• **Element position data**
— BEGIN —
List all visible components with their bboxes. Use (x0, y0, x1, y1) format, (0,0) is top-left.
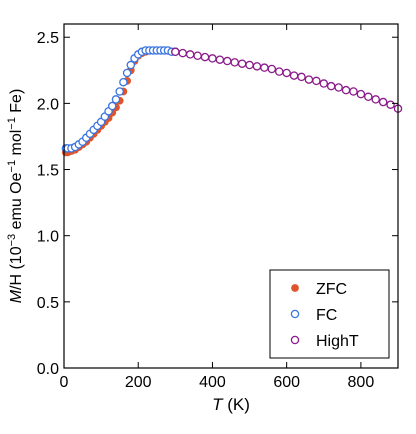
legend-marker-zfc (291, 284, 299, 292)
x-tick-label: 200 (125, 374, 152, 391)
legend-label-fc: FC (316, 307, 337, 324)
data-point-hight (319, 79, 329, 88)
y-tick-label: 2.0 (37, 96, 59, 113)
data-point-fc (115, 87, 124, 96)
data-point-hight (230, 58, 239, 67)
legend-marker-hight (290, 335, 300, 345)
data-point-hight (215, 55, 225, 64)
data-point-hight (304, 75, 314, 84)
data-point-hight (334, 83, 343, 92)
x-tick-label: 800 (348, 374, 375, 391)
legend-marker-fc (290, 309, 300, 319)
data-point-hight (378, 97, 388, 107)
y-tick-label: 1.0 (37, 229, 59, 246)
legend-label-zfc: ZFC (316, 281, 347, 298)
x-tick-label: 600 (273, 374, 300, 391)
data-point-hight (237, 59, 247, 68)
data-point-fc (122, 68, 132, 78)
data-point-hight (371, 95, 380, 104)
data-point-hight (326, 81, 336, 91)
data-point-fc (111, 95, 121, 104)
data-point-fc (126, 60, 136, 70)
y-tick-label: 1.5 (37, 163, 59, 180)
y-tick-label: 2.5 (37, 30, 59, 47)
legend-box (269, 269, 390, 359)
data-point-hight (364, 92, 373, 102)
series-hight (171, 47, 403, 113)
data-point-hight (208, 54, 217, 63)
data-point-hight (185, 50, 195, 59)
y-axis-label: M/H (10−3 emu Oe−1 mol−1 Fe) (6, 89, 25, 304)
data-point-hight (282, 68, 291, 78)
plot-frame (63, 23, 399, 369)
data-point-hight (312, 76, 321, 86)
x-axis-label: T (K) (212, 395, 250, 414)
x-tick-label: 0 (60, 374, 69, 391)
data-point-hight (274, 67, 284, 76)
legend-label-hight: HighT (316, 333, 359, 350)
data-point-hight (252, 62, 262, 71)
legend: ZFC FC HighT (269, 269, 390, 359)
x-tick-label: 400 (199, 374, 226, 391)
data-point-hight (178, 48, 188, 58)
data-point-fc (119, 77, 128, 87)
data-point-hight (260, 63, 269, 72)
data-point-fc (107, 101, 117, 111)
data-point-hight (245, 60, 254, 70)
plot-area (61, 46, 403, 157)
y-tick-label: 0.5 (37, 295, 59, 312)
axis-ticks: 0 200 400 600 800 0.0 0.5 1.0 1.5 2.0 2.5 (37, 24, 398, 391)
data-point-hight (193, 51, 202, 61)
data-point-hight (171, 47, 180, 57)
series-fc (61, 46, 180, 153)
data-point-hight (223, 56, 232, 66)
data-point-hight (267, 64, 277, 74)
data-point-hight (200, 52, 210, 62)
data-point-hight (289, 71, 299, 80)
data-point-hight (349, 87, 358, 96)
y-tick-label: 0.0 (37, 361, 59, 378)
data-point-hight (297, 72, 306, 82)
data-point-hight (356, 89, 366, 99)
data-point-hight (341, 85, 351, 95)
data-point-hight (386, 100, 395, 109)
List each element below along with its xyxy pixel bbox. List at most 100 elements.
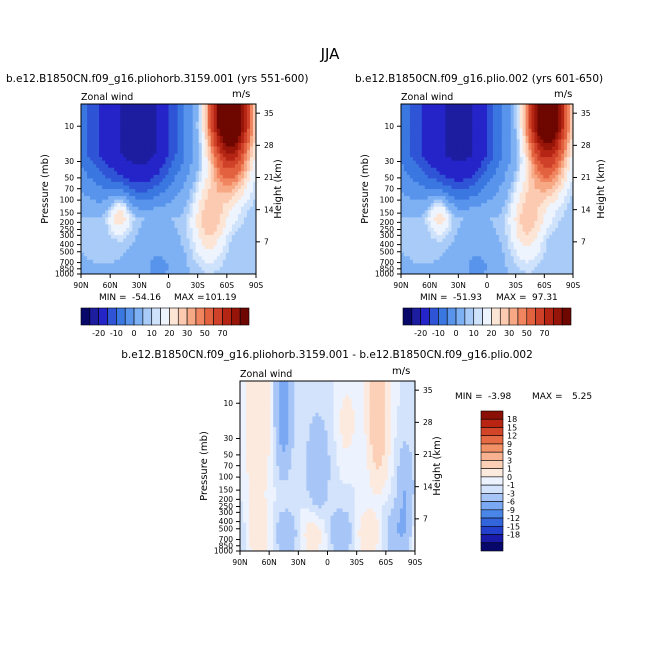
contour-cell [439, 171, 444, 176]
contour-cell [84, 139, 88, 144]
contour-cell [522, 227, 527, 233]
contour-cell [243, 213, 248, 218]
contour-cell [448, 210, 453, 215]
contour-cell [162, 125, 167, 130]
contour-cell [90, 238, 94, 243]
contour-cell [195, 135, 200, 141]
contour-cell [463, 153, 467, 158]
contour-cell [522, 146, 527, 151]
contour-cell [132, 224, 136, 229]
contour-cell [528, 178, 533, 183]
contour-cell [513, 150, 518, 155]
contour-cell [228, 139, 233, 144]
contour-cell [249, 189, 254, 194]
contour-cell [111, 252, 115, 257]
contour-cell [487, 104, 491, 109]
contour-cell [549, 139, 553, 144]
contour-cell [409, 189, 414, 194]
contour-cell [192, 206, 197, 211]
contour-cell [445, 104, 450, 109]
contour-cell [135, 142, 139, 148]
contour-cell [111, 224, 115, 229]
contour-cell [430, 224, 435, 229]
contour-cell [401, 139, 405, 144]
contour-cell [144, 171, 148, 176]
contour-cell [195, 227, 200, 233]
contour-cell [534, 160, 539, 165]
contour-cell [513, 210, 518, 215]
contour-cell [540, 189, 544, 194]
contour-cell [567, 104, 571, 109]
contour-cell [174, 185, 179, 190]
contour-cell [81, 231, 85, 236]
contour-cell [105, 160, 109, 165]
contour-cell [171, 128, 176, 133]
contour-cell [418, 153, 423, 158]
contour-cell [114, 174, 118, 179]
contour-cell [498, 160, 503, 165]
contour-cell [561, 178, 565, 183]
contour-cell [138, 227, 142, 233]
contour-cell [552, 135, 556, 141]
colorbar-label: -10 [110, 329, 123, 338]
contour-cell [183, 266, 188, 272]
contour-cell [561, 164, 565, 169]
contour-cell [534, 104, 539, 109]
contour-cell [561, 206, 565, 211]
contour-cell [162, 266, 167, 272]
contour-cell [87, 150, 91, 155]
contour-cell [141, 217, 145, 222]
contour-cell [150, 189, 155, 194]
contour-cell [558, 111, 562, 116]
contour-cell [93, 231, 97, 236]
contour-cell [401, 174, 405, 179]
contour-cell [442, 171, 447, 176]
panel-left-axes: 90N 60N 30N 0 30S 60S 90S103050701001502002503… [55, 109, 274, 290]
contour-cell [171, 252, 176, 257]
contour-cell [159, 157, 164, 162]
contour-cell [120, 107, 124, 112]
contour-cell [231, 157, 236, 162]
contour-cell [177, 153, 182, 158]
contour-cell [498, 118, 503, 123]
contour-cell [478, 206, 482, 211]
contour-cell [409, 224, 414, 229]
contour-cell [102, 178, 106, 183]
contour-cell [87, 231, 91, 236]
contour-cell [543, 111, 547, 116]
contour-cell [442, 104, 447, 109]
contour-cell [138, 270, 142, 274]
contour-cell [222, 189, 227, 194]
contour-cell [421, 217, 426, 222]
contour-cell [543, 178, 547, 183]
contour-cell [249, 160, 254, 165]
contour-cell [144, 263, 148, 268]
contour-cell [93, 135, 97, 141]
contour-cell [204, 235, 209, 240]
contour-cell [111, 121, 115, 126]
contour-cell [150, 210, 155, 215]
contour-cell [246, 107, 251, 112]
contour-cell [99, 114, 103, 119]
contour-cell [180, 199, 185, 204]
contour-cell [174, 104, 179, 109]
contour-cell [567, 178, 571, 183]
contour-cell [189, 245, 194, 250]
contour-cell [246, 224, 251, 229]
contour-cell [439, 157, 444, 162]
contour-cell [186, 160, 191, 165]
contour-cell [534, 189, 539, 194]
contour-cell [412, 104, 417, 109]
contour-cell [546, 174, 550, 179]
contour-cell [409, 206, 414, 211]
contour-cell [84, 224, 88, 229]
contour-cell [189, 150, 194, 155]
contour-cell [135, 135, 139, 141]
contour-cell [222, 252, 227, 257]
contour-cell [204, 164, 209, 169]
contour-cell [421, 139, 426, 144]
contour-cell [522, 196, 527, 201]
contour-cell [558, 174, 562, 179]
contour-cell [207, 181, 212, 187]
contour-cell [228, 157, 233, 162]
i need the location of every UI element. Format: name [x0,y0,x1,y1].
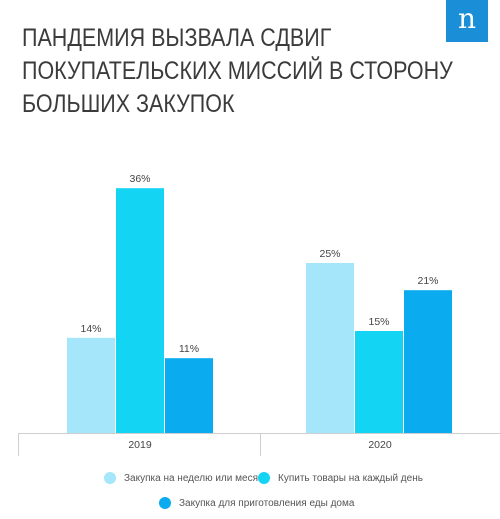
legend-label: Закупка для приготовления еды дома [179,497,355,509]
bar [355,331,403,433]
brand-logo: n [446,0,488,42]
bar-value-label: 25% [319,248,340,260]
legend-item-weekly: Закупка на неделю или месяц [104,472,264,484]
title-line: ПОКУПАТЕЛЬСКИХ МИССИЙ В СТОРОНУ [22,57,453,85]
chart-title: ПАНДЕМИЯ ВЫЗВАЛА СДВИГ ПОКУПАТЕЛЬСКИХ МИ… [22,22,453,121]
legend-swatch [258,472,270,484]
bar [404,290,452,433]
legend-item-home-cooking: Закупка для приготовления еды дома [159,497,354,509]
x-tick-label: 2020 [368,439,392,451]
legend-label: Закупка на неделю или месяц [124,472,264,484]
bar [116,188,164,433]
title-line: ПАНДЕМИЯ ВЫЗВАЛА СДВИГ [22,24,332,52]
legend-label: Купить товары на каждый день [278,472,423,484]
x-tick-label: 2019 [128,439,152,451]
bar [306,263,354,433]
bar-value-label: 11% [179,343,199,355]
bar [165,358,213,433]
bar-value-label: 14% [80,323,101,335]
logo-letter: n [457,2,477,35]
bar-value-label: 15% [368,316,389,328]
bar-value-label: 21% [417,275,438,287]
legend-swatch [159,497,171,509]
bar-value-label: 36% [129,173,150,185]
title-line: БОЛЬШИХ ЗАКУПОК [22,90,235,118]
legend-swatch [104,472,116,484]
bar [67,337,115,433]
legend-item-daily: Купить товары на каждый день [258,472,423,484]
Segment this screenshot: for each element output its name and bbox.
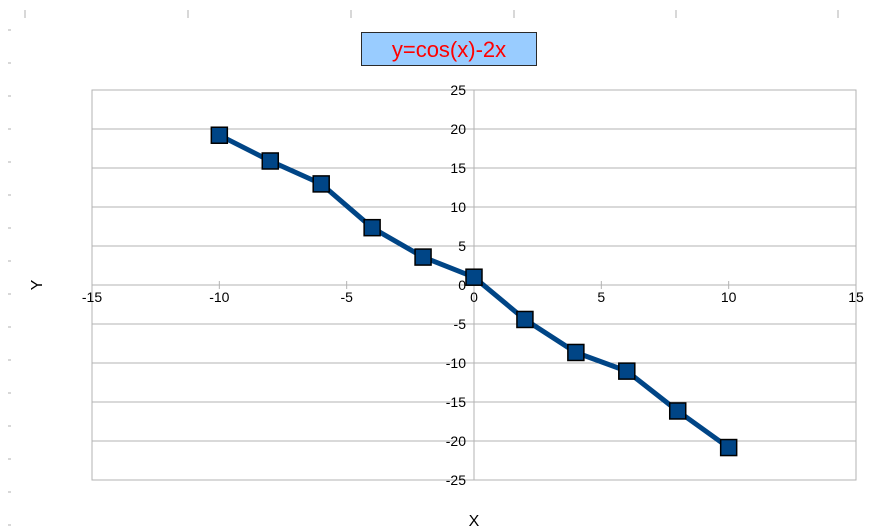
— END —
• **Task statement**
Repeat verbatim the part of the records that opens with the line containing "contour-cell [439, 171, 444, 176]" and closes with the line containing "contour-cell [195, 135, 200, 141]", both lines included.

• **Response to the task**
contour-cell [439, 171, 444, 176]
contour-cell [84, 139, 88, 144]
contour-cell [522, 227, 527, 233]
contour-cell [243, 213, 248, 218]
contour-cell [448, 210, 453, 215]
contour-cell [162, 125, 167, 130]
contour-cell [90, 238, 94, 243]
contour-cell [195, 135, 200, 141]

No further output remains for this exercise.